**What you have to do:**
State how many lines in the listing below include the word "show", and add nothing besides the number.

Records from a dataset:
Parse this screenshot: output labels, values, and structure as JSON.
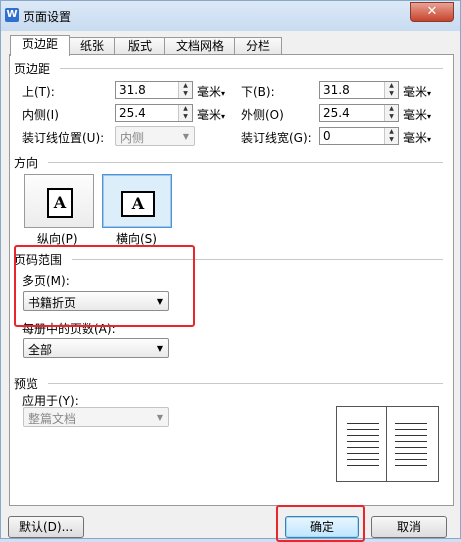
{
  "window": {
    "title": "页面设置",
    "app_icon_glyph": "W",
    "close_glyph": "✕"
  },
  "tabs": [
    {
      "label": "页边距",
      "active": true
    },
    {
      "label": "纸张"
    },
    {
      "label": "版式"
    },
    {
      "label": "文档网格"
    },
    {
      "label": "分栏"
    }
  ],
  "margins": {
    "section_title": "页边距",
    "top": {
      "label": "上(T):",
      "value": "31.8",
      "unit": "毫米"
    },
    "bottom": {
      "label": "下(B):",
      "value": "31.8",
      "unit": "毫米"
    },
    "inside": {
      "label": "内侧(I)",
      "value": "25.4",
      "unit": "毫米"
    },
    "outside": {
      "label": "外侧(O)",
      "value": "25.4",
      "unit": "毫米"
    },
    "gutter_position": {
      "label": "装订线位置(U):",
      "value": "内侧"
    },
    "gutter_width": {
      "label": "装订线宽(G):",
      "value": "0",
      "unit": "毫米"
    }
  },
  "orientation": {
    "section_title": "方向",
    "portrait": {
      "label": "纵向(P)",
      "glyph": "A"
    },
    "landscape": {
      "label": "横向(S)",
      "glyph": "A",
      "selected": true
    }
  },
  "page_range": {
    "section_title": "页码范围",
    "multiple_pages": {
      "label": "多页(M):",
      "value": "书籍折页"
    },
    "sheets_per_booklet": {
      "label": "每册中的页数(A):",
      "value": "全部"
    }
  },
  "preview": {
    "section_title": "预览",
    "apply_to": {
      "label": "应用于(Y):",
      "value": "整篇文档"
    }
  },
  "buttons": {
    "default": "默认(D)...",
    "ok": "确定",
    "cancel": "取消"
  },
  "colors": {
    "highlight": "#e8262b",
    "selected_border": "#4f93d6"
  },
  "icons": {
    "spin": "spin-arrows-icon",
    "dropdown": "chevron-down-icon"
  }
}
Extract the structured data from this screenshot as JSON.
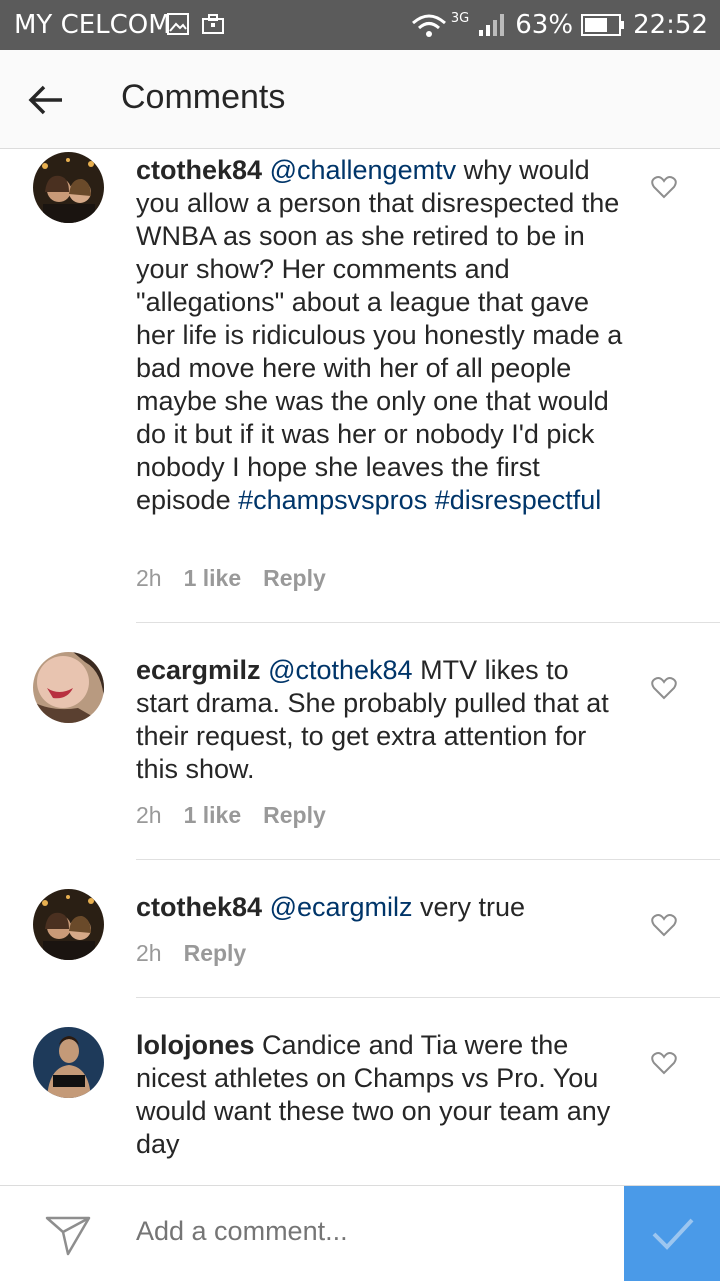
{
  "status_bar": {
    "carrier": "MY CELCOM",
    "network": "3G",
    "battery": "63%",
    "time": "22:52"
  },
  "header": {
    "title": "Comments"
  },
  "comments": [
    {
      "user": "ctothek84",
      "mention": "@challengemtv",
      "body": "why would you allow a person that disrespected the WNBA as soon as she retired to be in your show? Her comments and \"allegations\" about a league that gave her life is ridiculous you honestly made a bad move here with her of all people maybe she was the only one that would do it but if it was her or nobody I'd pick nobody I hope she leaves the first episode",
      "tags": "#champsvspros #disrespectful",
      "time": "2h",
      "likes": "1 like",
      "reply": "Reply"
    },
    {
      "user": "ecargmilz",
      "mention": "@ctothek84",
      "body": "MTV likes to start drama. She probably pulled that at their request, to get extra attention for this show.",
      "time": "2h",
      "likes": "1 like",
      "reply": "Reply"
    },
    {
      "user": "ctothek84",
      "mention": "@ecargmilz",
      "body": "very true",
      "time": "2h",
      "reply": "Reply"
    },
    {
      "user": "lolojones",
      "body": "Candice and Tia were the nicest athletes on Champs vs Pro. You would want these two on your team any day"
    }
  ],
  "composer": {
    "placeholder": "Add a comment..."
  },
  "colors": {
    "accent": "#4a9ae8",
    "link": "#003569",
    "statusbar": "#5b5b5b"
  },
  "icons": {
    "back": "arrow-left-icon",
    "like": "heart-outline-icon",
    "send": "paper-plane-icon",
    "post": "check-icon"
  }
}
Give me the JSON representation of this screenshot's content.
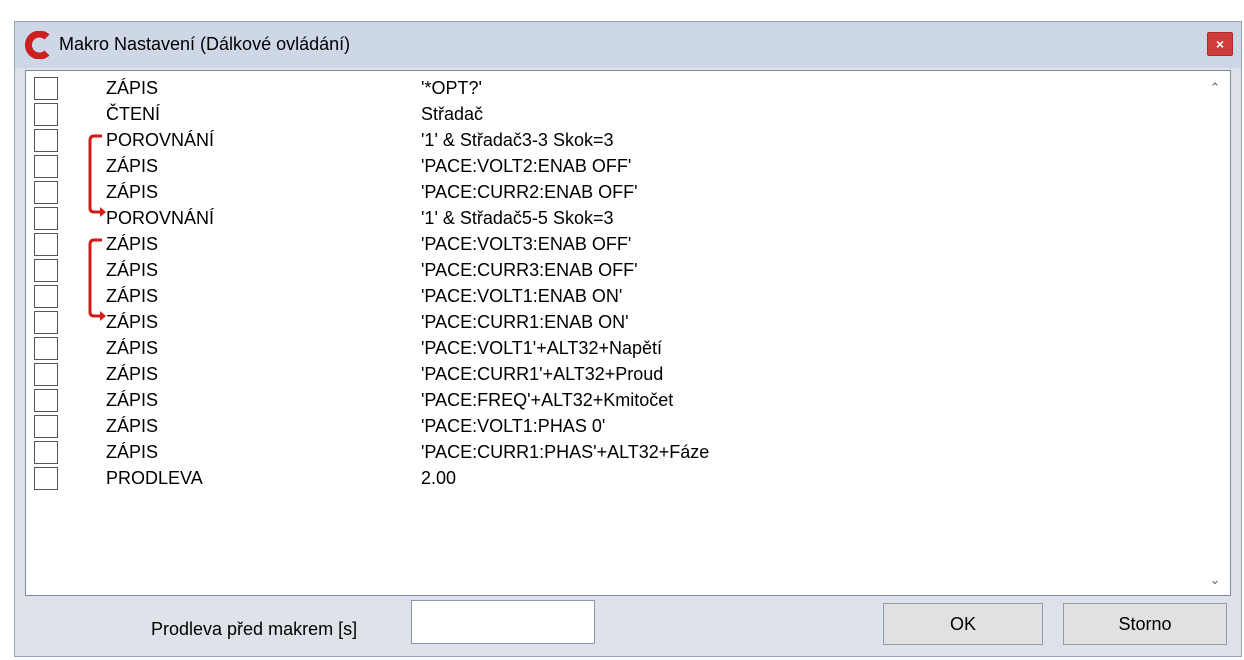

**In response:**
2